## What you should do:
Extract each line containing the string "JSON".

## Exercise material:
★ ★ ★

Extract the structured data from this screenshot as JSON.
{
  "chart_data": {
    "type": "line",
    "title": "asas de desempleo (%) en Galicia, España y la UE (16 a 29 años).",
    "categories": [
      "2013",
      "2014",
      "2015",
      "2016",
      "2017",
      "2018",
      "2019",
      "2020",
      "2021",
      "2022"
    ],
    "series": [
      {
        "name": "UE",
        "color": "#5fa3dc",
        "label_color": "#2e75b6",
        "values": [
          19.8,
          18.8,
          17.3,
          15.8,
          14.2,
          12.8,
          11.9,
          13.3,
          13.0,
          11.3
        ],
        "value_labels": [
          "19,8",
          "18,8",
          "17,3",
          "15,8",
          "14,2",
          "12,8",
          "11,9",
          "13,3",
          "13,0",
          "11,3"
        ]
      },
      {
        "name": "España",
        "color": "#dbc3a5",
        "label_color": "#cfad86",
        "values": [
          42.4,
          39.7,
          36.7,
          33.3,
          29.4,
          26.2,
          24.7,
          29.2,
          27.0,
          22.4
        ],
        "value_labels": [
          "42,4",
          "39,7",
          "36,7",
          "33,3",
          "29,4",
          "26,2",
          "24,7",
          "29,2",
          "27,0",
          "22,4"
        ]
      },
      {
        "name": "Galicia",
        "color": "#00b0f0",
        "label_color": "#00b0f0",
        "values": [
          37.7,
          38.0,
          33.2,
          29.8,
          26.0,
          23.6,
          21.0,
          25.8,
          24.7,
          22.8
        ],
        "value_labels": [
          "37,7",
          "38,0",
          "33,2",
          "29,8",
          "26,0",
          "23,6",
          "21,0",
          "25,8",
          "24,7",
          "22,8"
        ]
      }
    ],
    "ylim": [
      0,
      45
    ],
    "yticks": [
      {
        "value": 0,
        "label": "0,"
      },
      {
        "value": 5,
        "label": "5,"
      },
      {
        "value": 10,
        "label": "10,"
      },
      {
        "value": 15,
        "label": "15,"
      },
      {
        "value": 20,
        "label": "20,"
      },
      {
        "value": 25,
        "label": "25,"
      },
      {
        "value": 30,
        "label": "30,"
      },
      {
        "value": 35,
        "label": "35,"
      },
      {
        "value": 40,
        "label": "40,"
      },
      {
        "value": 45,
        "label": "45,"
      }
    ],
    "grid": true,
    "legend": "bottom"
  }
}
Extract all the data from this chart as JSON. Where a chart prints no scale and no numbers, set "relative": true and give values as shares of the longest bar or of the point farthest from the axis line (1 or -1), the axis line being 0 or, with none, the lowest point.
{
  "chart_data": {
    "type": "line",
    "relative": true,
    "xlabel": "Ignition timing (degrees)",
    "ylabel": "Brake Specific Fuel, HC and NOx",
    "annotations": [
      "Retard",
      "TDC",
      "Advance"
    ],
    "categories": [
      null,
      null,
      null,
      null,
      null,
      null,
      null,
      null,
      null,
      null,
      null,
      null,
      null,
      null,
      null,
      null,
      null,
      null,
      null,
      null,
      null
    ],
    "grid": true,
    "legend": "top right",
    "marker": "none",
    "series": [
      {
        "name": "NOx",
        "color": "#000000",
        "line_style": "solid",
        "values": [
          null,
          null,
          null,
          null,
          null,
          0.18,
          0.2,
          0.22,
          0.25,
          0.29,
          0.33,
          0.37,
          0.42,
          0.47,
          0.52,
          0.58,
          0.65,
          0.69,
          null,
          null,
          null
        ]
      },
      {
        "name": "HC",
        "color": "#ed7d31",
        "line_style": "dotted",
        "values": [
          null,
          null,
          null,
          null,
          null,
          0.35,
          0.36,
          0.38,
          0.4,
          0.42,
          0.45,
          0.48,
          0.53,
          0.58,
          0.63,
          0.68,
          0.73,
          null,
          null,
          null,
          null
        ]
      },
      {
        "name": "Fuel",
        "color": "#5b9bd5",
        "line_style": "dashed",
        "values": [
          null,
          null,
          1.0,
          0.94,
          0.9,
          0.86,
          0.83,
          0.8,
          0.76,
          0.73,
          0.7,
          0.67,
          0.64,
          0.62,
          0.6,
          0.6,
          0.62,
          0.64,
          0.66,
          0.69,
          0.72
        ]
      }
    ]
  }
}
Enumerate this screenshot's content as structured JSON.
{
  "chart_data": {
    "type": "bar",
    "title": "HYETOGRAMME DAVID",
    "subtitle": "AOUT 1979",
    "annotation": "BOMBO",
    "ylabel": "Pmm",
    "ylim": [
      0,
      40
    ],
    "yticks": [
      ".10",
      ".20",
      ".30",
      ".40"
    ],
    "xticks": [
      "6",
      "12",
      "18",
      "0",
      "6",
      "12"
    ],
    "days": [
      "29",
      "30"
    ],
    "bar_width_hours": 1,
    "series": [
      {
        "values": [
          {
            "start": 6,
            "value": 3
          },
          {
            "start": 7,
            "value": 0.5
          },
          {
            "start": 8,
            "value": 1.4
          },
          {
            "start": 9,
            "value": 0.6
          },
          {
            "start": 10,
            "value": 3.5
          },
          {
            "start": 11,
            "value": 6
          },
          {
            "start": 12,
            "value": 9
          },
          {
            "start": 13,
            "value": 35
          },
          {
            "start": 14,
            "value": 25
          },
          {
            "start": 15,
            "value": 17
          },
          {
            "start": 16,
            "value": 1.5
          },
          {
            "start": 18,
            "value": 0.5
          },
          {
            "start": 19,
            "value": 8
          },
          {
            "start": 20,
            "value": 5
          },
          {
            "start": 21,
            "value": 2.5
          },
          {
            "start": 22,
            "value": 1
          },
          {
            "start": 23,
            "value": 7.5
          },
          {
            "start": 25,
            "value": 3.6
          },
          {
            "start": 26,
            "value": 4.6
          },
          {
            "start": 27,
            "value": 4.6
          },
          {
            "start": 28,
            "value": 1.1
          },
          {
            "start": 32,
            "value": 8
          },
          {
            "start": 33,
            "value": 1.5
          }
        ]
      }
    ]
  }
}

★ ★ ★

## Solution:
Extract the structured data from this screenshot as JSON.
Extract all the data from this chart as JSON. Where a chart prints no scale and no numbers, set "relative": true and give values as shares of the longest bar or of the point farthest from the axis line (1 or -1), the axis line being 0 or, with none, the lowest point.
Enumerate this screenshot's content as structured JSON.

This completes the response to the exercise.